> **What you have to do**
Read through the records below and copy each line that uses the word "this".

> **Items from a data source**
──────────
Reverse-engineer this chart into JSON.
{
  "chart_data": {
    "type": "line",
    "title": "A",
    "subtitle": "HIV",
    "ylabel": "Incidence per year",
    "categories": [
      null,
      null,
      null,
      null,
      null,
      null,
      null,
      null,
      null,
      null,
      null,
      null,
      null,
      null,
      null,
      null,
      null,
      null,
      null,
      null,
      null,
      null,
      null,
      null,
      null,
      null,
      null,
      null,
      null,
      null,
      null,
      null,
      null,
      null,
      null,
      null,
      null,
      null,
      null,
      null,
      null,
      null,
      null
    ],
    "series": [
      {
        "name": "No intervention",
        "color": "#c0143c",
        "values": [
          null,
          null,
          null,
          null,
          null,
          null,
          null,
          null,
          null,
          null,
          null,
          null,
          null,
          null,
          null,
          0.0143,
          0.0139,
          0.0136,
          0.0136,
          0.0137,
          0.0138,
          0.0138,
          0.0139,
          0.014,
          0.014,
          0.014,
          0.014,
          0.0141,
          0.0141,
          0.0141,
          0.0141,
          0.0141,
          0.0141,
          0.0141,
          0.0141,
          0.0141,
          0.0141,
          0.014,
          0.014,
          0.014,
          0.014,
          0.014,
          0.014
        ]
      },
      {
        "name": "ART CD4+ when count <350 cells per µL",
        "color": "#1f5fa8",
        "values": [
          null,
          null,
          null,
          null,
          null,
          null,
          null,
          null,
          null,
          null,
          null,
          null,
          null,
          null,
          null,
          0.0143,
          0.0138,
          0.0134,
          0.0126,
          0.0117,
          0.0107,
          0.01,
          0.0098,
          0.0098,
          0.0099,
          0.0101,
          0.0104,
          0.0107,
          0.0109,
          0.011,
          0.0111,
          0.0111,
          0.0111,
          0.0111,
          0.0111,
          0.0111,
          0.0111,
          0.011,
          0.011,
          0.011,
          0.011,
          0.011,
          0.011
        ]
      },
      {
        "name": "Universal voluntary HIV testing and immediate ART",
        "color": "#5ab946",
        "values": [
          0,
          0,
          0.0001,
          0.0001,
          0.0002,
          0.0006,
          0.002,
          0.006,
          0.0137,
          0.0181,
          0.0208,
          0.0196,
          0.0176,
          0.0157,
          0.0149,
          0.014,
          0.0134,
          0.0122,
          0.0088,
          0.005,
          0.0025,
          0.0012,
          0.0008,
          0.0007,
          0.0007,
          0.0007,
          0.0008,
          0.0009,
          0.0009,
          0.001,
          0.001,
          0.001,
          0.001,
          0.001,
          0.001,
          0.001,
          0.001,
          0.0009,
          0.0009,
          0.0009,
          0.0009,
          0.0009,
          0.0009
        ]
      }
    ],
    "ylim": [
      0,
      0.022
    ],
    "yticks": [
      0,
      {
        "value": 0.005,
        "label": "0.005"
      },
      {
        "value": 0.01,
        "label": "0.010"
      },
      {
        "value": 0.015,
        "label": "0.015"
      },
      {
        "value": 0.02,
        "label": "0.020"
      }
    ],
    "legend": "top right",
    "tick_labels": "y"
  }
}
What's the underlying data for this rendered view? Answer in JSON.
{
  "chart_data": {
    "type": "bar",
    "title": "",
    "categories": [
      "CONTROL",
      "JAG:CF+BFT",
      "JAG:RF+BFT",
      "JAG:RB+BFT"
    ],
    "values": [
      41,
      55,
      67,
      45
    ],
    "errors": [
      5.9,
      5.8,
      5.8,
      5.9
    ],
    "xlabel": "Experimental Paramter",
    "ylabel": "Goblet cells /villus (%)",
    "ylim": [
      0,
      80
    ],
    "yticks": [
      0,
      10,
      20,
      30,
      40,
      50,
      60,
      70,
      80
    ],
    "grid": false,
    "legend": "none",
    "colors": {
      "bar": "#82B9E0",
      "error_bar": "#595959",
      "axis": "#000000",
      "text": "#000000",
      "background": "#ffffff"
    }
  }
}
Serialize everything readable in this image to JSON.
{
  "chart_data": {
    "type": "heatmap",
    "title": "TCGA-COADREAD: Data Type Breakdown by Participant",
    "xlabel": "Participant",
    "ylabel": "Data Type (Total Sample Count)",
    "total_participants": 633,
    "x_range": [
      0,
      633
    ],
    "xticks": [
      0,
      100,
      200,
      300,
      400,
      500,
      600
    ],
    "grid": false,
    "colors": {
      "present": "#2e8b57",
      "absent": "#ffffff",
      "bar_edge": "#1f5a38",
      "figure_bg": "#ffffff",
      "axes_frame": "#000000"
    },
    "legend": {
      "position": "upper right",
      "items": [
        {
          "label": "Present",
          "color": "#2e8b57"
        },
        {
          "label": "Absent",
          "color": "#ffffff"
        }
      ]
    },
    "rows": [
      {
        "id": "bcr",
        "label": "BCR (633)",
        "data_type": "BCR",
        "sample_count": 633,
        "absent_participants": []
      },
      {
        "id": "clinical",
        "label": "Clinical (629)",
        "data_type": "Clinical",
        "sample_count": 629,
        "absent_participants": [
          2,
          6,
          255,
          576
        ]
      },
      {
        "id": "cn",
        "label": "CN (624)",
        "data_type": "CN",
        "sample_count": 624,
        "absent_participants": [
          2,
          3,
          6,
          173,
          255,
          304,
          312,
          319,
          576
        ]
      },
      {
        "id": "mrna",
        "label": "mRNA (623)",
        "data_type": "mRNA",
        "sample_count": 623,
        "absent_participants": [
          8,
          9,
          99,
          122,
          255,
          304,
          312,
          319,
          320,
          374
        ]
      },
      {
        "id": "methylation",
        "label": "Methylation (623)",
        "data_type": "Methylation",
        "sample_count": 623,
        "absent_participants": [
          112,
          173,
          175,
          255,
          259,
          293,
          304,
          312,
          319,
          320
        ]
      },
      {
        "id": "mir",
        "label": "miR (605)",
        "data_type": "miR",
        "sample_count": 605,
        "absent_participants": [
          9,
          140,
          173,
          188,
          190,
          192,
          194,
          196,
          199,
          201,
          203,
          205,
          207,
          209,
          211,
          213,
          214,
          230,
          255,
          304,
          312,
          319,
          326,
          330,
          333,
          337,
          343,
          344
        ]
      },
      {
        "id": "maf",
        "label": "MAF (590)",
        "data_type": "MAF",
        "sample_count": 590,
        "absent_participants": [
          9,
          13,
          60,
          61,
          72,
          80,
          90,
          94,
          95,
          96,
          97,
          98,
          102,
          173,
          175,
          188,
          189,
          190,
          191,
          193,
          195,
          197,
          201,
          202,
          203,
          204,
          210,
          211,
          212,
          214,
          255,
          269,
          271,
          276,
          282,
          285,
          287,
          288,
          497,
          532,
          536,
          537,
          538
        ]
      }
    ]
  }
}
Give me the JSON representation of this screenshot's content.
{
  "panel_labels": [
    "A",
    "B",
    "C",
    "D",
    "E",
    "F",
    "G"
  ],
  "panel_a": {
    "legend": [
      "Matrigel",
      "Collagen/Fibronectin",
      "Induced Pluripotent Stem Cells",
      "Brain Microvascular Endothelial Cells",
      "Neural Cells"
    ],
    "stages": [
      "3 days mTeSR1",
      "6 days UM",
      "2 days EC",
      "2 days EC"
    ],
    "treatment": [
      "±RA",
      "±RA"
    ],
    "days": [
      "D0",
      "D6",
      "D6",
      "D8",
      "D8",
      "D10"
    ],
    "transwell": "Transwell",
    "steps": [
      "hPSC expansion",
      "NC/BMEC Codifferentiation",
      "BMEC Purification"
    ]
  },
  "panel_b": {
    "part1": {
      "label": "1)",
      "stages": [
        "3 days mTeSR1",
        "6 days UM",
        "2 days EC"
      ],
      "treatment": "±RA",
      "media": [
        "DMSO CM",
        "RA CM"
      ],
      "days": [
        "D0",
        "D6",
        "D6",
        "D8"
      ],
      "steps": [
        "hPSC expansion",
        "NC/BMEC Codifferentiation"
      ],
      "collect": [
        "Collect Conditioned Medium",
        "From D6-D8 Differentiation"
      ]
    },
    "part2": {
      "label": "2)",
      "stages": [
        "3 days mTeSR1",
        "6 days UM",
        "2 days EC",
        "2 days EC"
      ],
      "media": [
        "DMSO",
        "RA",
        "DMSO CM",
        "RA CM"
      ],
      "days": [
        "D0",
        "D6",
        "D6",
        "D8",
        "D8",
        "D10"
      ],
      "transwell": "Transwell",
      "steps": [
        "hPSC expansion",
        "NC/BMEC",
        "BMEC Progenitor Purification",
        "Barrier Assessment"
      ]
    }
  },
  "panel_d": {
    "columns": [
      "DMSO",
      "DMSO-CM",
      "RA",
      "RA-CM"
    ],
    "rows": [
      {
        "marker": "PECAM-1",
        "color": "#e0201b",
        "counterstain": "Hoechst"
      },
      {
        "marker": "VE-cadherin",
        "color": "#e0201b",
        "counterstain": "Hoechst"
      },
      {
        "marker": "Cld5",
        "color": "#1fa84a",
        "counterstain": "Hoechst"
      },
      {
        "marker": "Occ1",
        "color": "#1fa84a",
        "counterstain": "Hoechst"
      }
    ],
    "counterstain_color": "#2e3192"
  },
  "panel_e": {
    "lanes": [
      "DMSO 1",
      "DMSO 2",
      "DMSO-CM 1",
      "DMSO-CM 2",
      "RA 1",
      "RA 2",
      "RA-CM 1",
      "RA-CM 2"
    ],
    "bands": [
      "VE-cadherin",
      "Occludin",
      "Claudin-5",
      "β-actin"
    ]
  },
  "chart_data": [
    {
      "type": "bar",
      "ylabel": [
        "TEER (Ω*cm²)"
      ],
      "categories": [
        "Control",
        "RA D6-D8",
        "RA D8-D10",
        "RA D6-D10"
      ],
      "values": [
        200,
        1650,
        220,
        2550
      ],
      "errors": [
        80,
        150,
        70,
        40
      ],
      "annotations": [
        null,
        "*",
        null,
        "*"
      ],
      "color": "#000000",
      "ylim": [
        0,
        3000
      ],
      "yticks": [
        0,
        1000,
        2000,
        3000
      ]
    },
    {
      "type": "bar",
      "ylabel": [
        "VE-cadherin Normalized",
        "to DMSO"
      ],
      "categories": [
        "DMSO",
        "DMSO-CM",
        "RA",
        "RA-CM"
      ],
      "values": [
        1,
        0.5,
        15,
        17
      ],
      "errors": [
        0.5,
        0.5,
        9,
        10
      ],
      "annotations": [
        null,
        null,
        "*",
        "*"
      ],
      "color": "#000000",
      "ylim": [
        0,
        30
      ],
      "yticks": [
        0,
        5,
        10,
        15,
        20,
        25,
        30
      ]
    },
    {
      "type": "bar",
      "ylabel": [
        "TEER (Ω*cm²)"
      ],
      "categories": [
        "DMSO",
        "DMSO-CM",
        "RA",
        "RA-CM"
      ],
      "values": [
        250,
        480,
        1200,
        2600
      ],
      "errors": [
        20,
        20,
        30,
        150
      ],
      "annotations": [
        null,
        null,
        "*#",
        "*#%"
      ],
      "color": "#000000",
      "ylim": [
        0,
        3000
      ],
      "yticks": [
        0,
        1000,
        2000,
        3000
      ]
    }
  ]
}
──────────
> **Worked solution**
Reverse-engineer this chart into JSON.
What's the underlying data for this rendered view? Answer in JSON.
Serialize everything readable in this image to JSON.
Give me the JSON representation of this screenshot's content.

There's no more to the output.